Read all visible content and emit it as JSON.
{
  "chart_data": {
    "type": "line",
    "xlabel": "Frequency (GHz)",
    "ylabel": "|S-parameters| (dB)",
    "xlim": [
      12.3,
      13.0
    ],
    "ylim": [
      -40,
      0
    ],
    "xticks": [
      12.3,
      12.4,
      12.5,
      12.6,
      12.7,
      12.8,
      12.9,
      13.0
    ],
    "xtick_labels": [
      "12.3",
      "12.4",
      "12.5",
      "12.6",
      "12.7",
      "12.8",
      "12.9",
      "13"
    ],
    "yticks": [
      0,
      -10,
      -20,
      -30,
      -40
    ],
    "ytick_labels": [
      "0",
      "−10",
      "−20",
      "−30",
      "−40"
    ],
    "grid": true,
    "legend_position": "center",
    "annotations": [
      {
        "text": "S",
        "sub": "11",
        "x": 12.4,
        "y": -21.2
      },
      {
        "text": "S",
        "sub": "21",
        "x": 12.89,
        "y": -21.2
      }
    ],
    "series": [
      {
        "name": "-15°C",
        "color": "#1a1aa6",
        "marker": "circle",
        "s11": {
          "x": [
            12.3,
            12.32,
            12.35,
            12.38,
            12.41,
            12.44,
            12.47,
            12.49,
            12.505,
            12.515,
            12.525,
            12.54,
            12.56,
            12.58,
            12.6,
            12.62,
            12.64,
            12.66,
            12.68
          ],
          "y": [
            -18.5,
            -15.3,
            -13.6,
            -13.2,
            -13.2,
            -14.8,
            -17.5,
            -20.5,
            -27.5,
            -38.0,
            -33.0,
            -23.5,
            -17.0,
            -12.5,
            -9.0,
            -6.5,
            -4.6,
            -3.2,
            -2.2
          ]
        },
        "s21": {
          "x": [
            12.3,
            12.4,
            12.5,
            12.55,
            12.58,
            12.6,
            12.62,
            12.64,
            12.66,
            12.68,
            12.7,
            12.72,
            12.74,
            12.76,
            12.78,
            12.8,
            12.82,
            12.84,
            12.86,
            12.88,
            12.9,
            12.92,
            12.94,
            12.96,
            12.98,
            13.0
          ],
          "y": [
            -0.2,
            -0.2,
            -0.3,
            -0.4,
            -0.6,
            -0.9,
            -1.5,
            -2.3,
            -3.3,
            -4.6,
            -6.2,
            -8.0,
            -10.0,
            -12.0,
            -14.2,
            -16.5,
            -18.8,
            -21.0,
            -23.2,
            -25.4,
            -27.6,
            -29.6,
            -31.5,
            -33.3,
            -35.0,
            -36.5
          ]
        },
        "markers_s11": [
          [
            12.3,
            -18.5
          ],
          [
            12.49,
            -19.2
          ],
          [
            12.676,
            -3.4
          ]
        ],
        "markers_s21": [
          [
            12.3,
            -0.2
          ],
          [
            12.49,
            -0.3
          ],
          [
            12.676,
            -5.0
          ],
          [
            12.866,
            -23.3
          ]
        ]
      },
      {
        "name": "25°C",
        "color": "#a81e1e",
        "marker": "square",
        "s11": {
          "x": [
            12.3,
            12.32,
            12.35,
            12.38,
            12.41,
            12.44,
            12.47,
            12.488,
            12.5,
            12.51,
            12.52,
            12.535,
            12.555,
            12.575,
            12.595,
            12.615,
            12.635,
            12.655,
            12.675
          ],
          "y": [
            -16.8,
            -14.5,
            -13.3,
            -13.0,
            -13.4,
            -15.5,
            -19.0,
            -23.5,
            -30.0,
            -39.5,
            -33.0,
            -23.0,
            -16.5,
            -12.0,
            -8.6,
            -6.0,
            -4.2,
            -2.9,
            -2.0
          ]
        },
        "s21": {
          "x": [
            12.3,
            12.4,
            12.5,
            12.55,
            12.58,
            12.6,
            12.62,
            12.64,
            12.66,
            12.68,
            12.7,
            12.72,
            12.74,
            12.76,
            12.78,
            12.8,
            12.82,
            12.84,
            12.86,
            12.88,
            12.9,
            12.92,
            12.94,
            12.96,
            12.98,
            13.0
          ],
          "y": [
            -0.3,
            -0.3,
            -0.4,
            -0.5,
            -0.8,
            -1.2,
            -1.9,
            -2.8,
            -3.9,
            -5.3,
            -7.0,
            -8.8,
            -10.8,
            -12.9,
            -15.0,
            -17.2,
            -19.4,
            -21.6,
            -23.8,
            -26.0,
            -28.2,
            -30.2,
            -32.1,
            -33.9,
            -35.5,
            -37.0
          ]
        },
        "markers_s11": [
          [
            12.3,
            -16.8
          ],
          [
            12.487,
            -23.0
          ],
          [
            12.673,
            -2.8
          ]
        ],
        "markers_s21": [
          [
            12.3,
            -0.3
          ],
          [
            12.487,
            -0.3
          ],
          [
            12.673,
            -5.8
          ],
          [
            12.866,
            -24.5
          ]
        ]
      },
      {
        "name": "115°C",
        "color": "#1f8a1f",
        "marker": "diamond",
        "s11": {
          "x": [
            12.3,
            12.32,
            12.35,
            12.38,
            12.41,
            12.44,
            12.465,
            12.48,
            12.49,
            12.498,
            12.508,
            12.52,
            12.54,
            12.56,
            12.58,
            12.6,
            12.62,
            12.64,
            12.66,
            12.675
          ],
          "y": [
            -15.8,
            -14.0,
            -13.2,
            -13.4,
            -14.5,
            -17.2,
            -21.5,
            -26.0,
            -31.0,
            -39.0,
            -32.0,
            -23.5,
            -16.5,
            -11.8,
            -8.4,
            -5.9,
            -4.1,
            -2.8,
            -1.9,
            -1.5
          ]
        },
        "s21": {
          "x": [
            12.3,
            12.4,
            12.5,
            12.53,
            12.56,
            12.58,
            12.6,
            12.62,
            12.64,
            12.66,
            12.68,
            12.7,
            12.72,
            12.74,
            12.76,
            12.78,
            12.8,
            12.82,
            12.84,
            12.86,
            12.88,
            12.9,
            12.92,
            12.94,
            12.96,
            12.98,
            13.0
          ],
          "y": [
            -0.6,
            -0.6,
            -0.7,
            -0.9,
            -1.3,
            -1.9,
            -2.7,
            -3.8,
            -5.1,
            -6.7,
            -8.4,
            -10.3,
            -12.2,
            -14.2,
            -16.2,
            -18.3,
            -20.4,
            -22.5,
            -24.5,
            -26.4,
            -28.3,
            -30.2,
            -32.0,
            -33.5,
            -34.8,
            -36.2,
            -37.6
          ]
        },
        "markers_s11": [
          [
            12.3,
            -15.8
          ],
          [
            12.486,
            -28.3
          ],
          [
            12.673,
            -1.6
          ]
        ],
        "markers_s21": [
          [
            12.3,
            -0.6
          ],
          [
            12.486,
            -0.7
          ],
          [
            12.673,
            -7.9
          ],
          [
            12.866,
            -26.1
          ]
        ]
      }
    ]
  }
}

...

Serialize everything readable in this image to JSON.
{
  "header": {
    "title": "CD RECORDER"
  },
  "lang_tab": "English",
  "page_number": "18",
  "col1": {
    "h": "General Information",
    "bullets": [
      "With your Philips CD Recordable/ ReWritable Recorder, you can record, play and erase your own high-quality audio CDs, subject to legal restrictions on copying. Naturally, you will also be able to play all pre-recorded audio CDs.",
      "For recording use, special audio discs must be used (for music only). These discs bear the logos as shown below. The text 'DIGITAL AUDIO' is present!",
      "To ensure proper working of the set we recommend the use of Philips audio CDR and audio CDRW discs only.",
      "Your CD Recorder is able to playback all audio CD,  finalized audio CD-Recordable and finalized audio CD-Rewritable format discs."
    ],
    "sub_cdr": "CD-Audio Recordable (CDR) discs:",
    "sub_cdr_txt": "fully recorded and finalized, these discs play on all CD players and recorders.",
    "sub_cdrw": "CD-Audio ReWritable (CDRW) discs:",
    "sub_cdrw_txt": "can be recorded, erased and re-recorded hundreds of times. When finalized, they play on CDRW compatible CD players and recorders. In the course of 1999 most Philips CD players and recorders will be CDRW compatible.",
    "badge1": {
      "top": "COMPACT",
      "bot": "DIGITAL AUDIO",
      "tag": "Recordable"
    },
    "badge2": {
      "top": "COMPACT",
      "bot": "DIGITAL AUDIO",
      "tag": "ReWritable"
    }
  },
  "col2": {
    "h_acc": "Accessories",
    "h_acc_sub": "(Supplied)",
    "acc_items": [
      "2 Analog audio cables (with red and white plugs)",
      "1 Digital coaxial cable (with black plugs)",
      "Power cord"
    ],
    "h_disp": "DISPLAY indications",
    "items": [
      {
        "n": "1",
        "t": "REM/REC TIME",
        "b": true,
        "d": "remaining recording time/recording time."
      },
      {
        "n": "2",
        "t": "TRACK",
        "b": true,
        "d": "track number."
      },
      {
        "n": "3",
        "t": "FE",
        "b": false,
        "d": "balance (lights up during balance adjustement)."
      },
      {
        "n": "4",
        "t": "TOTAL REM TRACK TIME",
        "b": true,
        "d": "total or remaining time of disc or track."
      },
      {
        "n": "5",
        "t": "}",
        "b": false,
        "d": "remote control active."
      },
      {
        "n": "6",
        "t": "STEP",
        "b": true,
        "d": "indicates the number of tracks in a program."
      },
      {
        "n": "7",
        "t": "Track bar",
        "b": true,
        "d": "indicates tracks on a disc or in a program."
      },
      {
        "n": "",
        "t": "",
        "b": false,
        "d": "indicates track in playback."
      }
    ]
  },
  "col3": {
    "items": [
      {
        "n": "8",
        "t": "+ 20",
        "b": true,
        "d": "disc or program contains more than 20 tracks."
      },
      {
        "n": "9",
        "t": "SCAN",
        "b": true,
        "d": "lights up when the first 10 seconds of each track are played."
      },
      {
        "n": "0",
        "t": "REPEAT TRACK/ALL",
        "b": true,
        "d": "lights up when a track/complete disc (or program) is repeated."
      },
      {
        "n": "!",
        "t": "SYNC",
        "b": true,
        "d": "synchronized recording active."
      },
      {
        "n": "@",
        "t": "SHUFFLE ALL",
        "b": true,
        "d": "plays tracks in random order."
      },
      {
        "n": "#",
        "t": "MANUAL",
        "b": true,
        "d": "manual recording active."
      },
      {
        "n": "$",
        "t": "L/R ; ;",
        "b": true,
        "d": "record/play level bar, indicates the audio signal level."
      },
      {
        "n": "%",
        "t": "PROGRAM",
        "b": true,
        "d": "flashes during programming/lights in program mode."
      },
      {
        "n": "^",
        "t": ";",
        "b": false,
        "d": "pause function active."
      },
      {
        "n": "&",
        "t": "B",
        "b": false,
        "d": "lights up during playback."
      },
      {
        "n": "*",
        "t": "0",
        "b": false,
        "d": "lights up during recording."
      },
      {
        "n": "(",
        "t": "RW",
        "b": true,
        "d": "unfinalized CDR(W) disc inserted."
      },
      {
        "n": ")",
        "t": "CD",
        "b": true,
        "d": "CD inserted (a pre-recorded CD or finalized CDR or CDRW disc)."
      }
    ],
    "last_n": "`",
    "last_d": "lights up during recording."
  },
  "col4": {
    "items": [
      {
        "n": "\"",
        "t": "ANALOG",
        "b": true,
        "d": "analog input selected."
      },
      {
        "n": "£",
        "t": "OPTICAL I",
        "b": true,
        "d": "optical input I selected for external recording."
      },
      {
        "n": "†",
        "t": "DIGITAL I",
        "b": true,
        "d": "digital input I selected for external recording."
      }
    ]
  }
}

Short problem:
In the listing above, find the lines holding the word "only" and copy them.

Solution to the problem:
      "For recording use, special audio discs must be used (for music only). These discs bear the logos as shown below. The text 'DIGITAL AUDIO' is present!",
      "To ensure proper working of the set we recommend the use of Philips audio CDR and audio CDRW discs only.",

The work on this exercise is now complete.